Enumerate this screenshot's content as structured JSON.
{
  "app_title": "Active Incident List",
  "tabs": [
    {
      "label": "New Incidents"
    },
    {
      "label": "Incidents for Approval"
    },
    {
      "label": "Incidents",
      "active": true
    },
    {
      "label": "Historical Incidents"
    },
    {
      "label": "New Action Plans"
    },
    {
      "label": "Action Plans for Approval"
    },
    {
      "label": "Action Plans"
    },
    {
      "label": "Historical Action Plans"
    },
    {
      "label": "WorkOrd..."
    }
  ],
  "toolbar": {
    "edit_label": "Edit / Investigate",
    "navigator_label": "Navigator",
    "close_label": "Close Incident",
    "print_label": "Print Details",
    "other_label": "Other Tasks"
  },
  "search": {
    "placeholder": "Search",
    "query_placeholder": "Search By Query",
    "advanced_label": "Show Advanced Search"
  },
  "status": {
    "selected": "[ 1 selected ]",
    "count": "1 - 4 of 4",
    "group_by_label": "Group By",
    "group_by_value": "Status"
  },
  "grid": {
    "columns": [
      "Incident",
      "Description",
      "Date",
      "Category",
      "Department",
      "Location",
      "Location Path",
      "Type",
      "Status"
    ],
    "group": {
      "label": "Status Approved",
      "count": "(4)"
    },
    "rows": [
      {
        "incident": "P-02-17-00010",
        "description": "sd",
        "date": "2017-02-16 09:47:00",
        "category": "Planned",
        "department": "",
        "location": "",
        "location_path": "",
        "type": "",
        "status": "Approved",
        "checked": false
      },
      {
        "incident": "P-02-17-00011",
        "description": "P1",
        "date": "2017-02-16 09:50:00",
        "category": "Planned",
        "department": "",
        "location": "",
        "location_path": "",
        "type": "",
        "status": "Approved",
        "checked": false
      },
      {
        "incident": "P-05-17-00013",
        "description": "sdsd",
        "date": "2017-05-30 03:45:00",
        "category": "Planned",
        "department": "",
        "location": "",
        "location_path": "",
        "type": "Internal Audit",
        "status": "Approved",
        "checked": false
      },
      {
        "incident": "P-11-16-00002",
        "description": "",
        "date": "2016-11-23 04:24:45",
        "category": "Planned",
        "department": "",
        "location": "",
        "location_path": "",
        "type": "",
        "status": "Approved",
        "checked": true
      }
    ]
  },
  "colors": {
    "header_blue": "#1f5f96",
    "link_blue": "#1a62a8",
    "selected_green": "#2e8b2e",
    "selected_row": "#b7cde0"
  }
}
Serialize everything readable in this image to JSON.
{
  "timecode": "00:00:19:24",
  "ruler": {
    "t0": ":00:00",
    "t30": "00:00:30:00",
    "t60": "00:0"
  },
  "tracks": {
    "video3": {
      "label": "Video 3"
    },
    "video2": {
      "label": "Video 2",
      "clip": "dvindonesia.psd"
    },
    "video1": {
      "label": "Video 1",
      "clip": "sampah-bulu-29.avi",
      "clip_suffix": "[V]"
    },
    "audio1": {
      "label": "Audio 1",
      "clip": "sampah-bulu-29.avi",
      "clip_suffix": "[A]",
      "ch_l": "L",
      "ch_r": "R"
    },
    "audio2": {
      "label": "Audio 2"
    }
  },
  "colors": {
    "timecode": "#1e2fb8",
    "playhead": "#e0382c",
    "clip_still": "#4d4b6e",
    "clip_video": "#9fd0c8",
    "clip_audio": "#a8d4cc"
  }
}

Written task –
Print every line of the records exactly. Omit nothing.

Result of this exercise –
Enumerate this screenshot's content as structured JSON.
{
  "app_title": "Active Incident List",
  "tabs": [
    {
      "label": "New Incidents"
    },
    {
      "label": "Incidents for Approval"
    },
    {
      "label": "Incidents",
      "active": true
    },
    {
      "label": "Historical Incidents"
    },
    {
      "label": "New Action Plans"
    },
    {
      "label": "Action Plans for Approval"
    },
    {
      "label": "Action Plans"
    },
    {
      "label": "Historical Action Plans"
    },
    {
      "label": "WorkOrd..."
    }
  ],
  "toolbar": {
    "edit_label": "Edit / Investigate",
    "navigator_label": "Navigator",
    "close_label": "Close Incident",
    "print_label": "Print Details",
    "other_label": "Other Tasks"
  },
  "search": {
    "placeholder": "Search",
    "query_placeholder": "Search By Query",
    "advanced_label": "Show Advanced Search"
  },
  "status": {
    "selected": "[ 1 selected ]",
    "count": "1 - 4 of 4",
    "group_by_label": "Group By",
    "group_by_value": "Status"
  },
  "grid": {
    "columns": [
      "Incident",
      "Description",
      "Date",
      "Category",
      "Department",
      "Location",
      "Location Path",
      "Type",
      "Status"
    ],
    "group": {
      "label": "Status Approved",
      "count": "(4)"
    },
    "rows": [
      {
        "incident": "P-02-17-00010",
        "description": "sd",
        "date": "2017-02-16 09:47:00",
        "category": "Planned",
        "department": "",
        "location": "",
        "location_path": "",
        "type": "",
        "status": "Approved",
        "checked": false
      },
      {
        "incident": "P-02-17-00011",
        "description": "P1",
        "date": "2017-02-16 09:50:00",
        "category": "Planned",
        "department": "",
        "location": "",
        "location_path": "",
        "type": "",
        "status": "Approved",
        "checked": false
      },
      {
        "incident": "P-05-17-00013",
        "description": "sdsd",
        "date": "2017-05-30 03:45:00",
        "category": "Planned",
        "department": "",
        "location": "",
        "location_path": "",
        "type": "Internal Audit",
        "status": "Approved",
        "checked": false
      },
      {
        "incident": "P-11-16-00002",
        "description": "",
        "date": "2016-11-23 04:24:45",
        "category": "Planned",
        "department": "",
        "location": "",
        "location_path": "",
        "type": "",
        "status": "Approved",
        "checked": true
      }
    ]
  },
  "colors": {
    "header_blue": "#1f5f96",
    "link_blue": "#1a62a8",
    "selected_green": "#2e8b2e",
    "selected_row": "#b7cde0"
  }
}
Serialize everything readable in this image to JSON.
{
  "timecode": "00:00:19:24",
  "ruler": {
    "t0": ":00:00",
    "t30": "00:00:30:00",
    "t60": "00:0"
  },
  "tracks": {
    "video3": {
      "label": "Video 3"
    },
    "video2": {
      "label": "Video 2",
      "clip": "dvindonesia.psd"
    },
    "video1": {
      "label": "Video 1",
      "clip": "sampah-bulu-29.avi",
      "clip_suffix": "[V]"
    },
    "audio1": {
      "label": "Audio 1",
      "clip": "sampah-bulu-29.avi",
      "clip_suffix": "[A]",
      "ch_l": "L",
      "ch_r": "R"
    },
    "audio2": {
      "label": "Audio 2"
    }
  },
  "colors": {
    "timecode": "#1e2fb8",
    "playhead": "#e0382c",
    "clip_still": "#4d4b6e",
    "clip_video": "#9fd0c8",
    "clip_audio": "#a8d4cc"
  }
}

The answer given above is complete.